[Dataset entries]

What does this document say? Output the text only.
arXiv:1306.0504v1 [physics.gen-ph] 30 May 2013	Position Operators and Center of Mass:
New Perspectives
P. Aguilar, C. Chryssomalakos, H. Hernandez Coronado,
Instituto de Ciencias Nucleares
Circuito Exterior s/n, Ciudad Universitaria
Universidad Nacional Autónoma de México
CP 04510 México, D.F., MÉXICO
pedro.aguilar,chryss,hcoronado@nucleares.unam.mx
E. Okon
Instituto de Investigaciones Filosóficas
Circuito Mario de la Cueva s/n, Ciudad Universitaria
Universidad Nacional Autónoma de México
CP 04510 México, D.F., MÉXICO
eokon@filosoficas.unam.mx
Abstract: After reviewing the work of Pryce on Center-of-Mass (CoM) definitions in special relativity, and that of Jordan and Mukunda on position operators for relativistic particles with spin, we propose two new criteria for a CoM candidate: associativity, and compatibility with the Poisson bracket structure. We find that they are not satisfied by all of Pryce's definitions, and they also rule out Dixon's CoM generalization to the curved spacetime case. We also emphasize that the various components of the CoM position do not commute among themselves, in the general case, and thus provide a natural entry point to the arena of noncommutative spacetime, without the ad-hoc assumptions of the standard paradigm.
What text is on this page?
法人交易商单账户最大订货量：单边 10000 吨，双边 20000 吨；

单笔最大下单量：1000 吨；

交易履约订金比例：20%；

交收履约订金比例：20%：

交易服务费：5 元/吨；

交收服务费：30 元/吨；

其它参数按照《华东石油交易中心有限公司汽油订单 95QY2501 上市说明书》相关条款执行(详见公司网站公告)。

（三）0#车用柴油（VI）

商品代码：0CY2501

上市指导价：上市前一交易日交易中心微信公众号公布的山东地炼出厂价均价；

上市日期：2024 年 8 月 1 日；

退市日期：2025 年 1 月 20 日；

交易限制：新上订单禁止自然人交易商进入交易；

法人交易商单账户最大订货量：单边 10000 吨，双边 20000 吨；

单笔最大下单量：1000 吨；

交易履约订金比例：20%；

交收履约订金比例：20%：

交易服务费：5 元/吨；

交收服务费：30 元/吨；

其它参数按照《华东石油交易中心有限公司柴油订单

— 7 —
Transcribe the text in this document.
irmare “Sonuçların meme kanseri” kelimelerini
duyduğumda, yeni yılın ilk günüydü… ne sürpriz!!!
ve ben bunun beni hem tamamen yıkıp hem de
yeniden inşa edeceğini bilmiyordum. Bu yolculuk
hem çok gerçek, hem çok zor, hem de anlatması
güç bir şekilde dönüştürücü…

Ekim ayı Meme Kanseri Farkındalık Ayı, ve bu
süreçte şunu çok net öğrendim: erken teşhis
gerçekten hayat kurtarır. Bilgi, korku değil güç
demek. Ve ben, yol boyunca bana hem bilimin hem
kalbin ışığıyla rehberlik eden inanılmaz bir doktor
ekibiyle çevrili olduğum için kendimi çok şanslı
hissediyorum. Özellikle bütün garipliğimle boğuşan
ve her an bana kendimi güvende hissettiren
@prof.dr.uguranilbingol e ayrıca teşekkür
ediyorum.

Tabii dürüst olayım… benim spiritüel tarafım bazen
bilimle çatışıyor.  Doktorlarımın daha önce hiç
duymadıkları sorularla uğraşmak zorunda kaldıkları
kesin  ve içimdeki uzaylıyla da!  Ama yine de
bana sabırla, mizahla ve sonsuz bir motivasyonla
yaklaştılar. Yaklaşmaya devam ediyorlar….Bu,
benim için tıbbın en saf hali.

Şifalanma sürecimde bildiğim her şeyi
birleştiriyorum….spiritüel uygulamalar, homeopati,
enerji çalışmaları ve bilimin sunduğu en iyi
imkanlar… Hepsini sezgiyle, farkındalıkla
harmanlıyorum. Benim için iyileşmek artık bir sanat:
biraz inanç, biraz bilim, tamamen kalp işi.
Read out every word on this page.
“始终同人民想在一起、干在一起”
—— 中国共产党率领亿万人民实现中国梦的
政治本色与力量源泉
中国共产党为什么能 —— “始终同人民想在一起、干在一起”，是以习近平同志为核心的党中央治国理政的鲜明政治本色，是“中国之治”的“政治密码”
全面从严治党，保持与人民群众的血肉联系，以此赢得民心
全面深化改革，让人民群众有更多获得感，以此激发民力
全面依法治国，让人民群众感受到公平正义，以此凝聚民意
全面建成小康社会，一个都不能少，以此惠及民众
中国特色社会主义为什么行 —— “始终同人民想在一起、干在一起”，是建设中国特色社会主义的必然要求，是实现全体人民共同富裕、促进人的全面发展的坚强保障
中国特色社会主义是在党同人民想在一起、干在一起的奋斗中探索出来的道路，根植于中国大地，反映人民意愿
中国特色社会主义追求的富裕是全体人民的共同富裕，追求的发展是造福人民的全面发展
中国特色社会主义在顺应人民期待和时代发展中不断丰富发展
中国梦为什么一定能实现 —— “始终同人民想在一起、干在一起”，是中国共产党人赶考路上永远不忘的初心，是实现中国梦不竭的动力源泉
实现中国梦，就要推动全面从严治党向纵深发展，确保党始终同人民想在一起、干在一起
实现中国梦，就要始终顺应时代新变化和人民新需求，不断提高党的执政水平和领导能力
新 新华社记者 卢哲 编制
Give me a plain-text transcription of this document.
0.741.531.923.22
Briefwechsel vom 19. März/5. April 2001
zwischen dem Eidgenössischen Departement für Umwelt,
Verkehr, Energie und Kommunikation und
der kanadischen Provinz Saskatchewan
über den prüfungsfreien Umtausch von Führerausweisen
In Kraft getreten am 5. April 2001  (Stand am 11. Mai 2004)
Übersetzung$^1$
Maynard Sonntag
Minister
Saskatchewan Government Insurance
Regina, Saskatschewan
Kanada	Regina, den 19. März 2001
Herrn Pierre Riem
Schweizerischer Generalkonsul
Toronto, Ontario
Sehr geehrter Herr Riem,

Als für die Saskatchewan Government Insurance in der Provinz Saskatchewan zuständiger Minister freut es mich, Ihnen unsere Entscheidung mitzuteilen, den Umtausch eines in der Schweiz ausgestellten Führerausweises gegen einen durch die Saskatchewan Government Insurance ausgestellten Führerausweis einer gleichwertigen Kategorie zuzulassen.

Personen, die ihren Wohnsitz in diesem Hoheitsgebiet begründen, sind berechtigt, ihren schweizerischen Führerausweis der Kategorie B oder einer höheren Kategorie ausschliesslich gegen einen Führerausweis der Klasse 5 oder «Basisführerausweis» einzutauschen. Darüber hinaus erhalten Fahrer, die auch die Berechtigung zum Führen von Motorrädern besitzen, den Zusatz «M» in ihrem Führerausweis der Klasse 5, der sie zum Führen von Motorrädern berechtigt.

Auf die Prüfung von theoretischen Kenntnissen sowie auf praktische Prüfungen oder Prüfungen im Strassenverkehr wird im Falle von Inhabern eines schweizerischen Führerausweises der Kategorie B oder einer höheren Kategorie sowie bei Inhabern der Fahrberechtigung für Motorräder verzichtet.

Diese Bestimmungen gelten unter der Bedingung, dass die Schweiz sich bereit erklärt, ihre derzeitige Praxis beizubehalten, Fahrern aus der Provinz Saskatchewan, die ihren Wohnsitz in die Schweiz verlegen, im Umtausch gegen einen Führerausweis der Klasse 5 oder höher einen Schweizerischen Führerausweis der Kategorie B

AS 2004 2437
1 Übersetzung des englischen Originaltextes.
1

*DIRECTIONS*
Your task is to report how many lines of the material include the string "tamamen". Give the number and no other words.

*CORRECT OUTPUT*
2